# [CONSEGNA 1]
Rispondi alle domande seguenti in base al brano.
(a) Secondo il brano, che cosa avrebbe consentito un preventivo confronto nella fattispecie in questione?
(b) Quale sezione del Consiglio di Stato viene nominata?
(c) Nel rispetto di quale principio tale sezione non si sostituisce alla pubblica amministrazione nelle sue valutazioni discrezionali?
# [CONSEGNA 2]
Riporta il passo del brano che comincia dalle parole "In tal modo, si" e si ferma dopo le parole "della salute psico-fisica.".

──────── BRANO PROPOSTO

In tal modo, si rafforza il procedimento quale momento di confronto degli interessi, pubblici e privati, in gioco, soprattutto laddove la norma attributiva del potere sia configurata come una delega in bianco, che consente l’esercizio di un’ampia discrezionalità da parte dell’amministrazione (M. Clarich, 2024). Analogamente, nella fattispecie in questione, un preventivo confronto avrebbe consentito di far emergere quelle criticità che sono state rilevate in sede processuale, consentendo di individuare una disciplina (per quanto di rango secondario) più in linea con le esigenze di tutela della salute psico-fisica.
Così facendo, la Terza Sezione del Consiglio di Stato non si sostituisce, nel rispetto del principio della separazione dei poteri (R. Fusco, 2024), alla pubblica amministrazione nelle sue valutazioni discrezionali, ma impone di ricondurre il procedimento amministrativo per l’approvazione dello schema di capitolato d’appalto attraverso una partecipazione rafforzata dei soggetti istituzionali che curano i diritti e gli interessi vulnerati dalla prima versione del decreto ministeriale. In tal senso, il giudice amministrativo, analogamente a quanto stabilito dalla Consulta, tenta di ovviare a quel rischio di violazione delle garanzie dello Stato di diritto, che si materializzerebbe nel negare qualsivoglia sindacato giurisdizionale in assenza di una disciplina legislativa in materia di detenzione amministrativa.

────────────────
──────── DATI FORNITI

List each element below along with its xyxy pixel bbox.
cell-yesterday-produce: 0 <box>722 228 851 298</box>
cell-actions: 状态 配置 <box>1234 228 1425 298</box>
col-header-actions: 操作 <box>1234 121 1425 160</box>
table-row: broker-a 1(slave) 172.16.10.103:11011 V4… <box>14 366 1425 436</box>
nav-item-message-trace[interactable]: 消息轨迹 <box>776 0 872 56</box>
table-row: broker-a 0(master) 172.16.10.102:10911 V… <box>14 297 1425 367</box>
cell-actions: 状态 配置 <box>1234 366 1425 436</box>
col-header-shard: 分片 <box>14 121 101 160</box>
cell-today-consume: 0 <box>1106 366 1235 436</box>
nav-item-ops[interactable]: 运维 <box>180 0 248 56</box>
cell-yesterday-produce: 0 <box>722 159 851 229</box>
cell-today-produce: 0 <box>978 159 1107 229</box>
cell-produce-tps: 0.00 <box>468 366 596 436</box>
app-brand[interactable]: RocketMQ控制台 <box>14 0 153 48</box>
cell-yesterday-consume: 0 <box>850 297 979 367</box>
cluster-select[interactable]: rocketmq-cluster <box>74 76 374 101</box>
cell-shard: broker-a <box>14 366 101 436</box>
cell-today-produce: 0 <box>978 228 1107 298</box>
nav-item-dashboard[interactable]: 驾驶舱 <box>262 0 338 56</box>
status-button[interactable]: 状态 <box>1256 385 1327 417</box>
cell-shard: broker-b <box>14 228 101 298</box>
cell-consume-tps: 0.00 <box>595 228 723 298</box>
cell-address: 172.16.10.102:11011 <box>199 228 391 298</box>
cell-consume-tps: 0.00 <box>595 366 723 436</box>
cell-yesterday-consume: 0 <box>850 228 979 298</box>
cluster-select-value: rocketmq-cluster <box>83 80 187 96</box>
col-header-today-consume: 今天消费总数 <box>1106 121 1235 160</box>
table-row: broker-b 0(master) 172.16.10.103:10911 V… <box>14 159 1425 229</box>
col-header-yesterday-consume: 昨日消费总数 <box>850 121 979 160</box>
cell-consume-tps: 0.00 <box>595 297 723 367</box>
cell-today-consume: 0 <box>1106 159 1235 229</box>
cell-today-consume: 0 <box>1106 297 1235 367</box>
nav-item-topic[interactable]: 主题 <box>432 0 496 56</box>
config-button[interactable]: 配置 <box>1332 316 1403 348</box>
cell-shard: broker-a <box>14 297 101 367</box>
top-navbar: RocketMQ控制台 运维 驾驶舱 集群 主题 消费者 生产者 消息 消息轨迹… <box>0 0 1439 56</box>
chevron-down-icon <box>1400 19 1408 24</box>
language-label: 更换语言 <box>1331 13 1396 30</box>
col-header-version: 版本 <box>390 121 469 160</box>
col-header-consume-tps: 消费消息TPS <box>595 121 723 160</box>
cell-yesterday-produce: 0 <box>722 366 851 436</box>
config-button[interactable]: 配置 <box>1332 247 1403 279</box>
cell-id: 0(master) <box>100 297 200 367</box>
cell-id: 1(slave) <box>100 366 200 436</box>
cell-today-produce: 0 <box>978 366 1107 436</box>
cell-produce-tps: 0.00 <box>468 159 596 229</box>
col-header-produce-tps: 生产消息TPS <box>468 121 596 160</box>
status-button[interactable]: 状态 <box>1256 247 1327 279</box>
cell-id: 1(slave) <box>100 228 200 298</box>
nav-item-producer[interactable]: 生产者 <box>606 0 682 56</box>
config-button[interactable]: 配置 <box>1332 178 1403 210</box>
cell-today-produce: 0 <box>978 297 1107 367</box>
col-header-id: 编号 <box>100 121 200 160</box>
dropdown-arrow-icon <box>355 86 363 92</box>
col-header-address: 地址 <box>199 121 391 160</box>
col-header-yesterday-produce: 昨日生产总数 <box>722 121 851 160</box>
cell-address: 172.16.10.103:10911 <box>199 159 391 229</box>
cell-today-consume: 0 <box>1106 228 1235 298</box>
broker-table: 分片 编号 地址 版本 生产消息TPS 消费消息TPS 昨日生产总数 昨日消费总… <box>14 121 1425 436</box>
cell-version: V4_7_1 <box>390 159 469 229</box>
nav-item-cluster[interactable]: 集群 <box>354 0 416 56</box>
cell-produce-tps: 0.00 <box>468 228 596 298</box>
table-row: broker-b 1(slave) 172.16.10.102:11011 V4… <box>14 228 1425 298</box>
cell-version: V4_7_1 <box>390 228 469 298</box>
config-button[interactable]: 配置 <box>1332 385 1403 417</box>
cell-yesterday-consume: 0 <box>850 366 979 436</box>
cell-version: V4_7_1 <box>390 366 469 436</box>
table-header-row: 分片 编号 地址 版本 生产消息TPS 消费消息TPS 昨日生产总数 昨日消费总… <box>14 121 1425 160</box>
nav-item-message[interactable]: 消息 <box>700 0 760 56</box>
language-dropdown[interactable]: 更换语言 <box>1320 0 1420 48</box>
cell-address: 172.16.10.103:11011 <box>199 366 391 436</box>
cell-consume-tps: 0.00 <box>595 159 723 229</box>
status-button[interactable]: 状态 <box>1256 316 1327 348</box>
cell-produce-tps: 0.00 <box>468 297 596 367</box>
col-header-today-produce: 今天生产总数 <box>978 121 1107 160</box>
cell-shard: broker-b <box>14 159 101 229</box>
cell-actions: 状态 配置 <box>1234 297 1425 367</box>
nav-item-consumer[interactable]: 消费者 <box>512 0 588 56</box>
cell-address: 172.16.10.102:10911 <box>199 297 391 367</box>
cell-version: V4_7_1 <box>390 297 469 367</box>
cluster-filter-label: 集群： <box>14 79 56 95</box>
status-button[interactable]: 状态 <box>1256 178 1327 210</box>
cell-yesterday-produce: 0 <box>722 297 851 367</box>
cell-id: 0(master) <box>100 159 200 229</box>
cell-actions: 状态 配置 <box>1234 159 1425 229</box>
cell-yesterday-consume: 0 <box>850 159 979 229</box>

────────────────

# [RISPOSTA 1]
(a) Avrebbe consentito di far emergere le criticità rilevate in sede processuale e di individuare una disciplina più in linea con le esigenze di tutela della salute psico-fisica.
(b) La Terza Sezione.
(c) Il principio della separazione dei poteri.

# [RISPOSTA 2]
In tal modo, si rafforza il procedimento quale momento di confronto degli interessi, pubblici e privati, in gioco, soprattutto laddove la norma attributiva del potere sia configurata come una delega in bianco, che consente l’esercizio di un’ampia discrezionalità da parte dell’amministrazione (M. Clarich, 2024). Analogamente, nella fattispecie in questione, un preventivo confronto avrebbe consentito di far emergere quelle criticità che sono state rilevate in sede processuale, consentendo di individuare una disciplina (per quanto di rango secondario) più in linea con le esigenze di tutela della salute psico-fisica.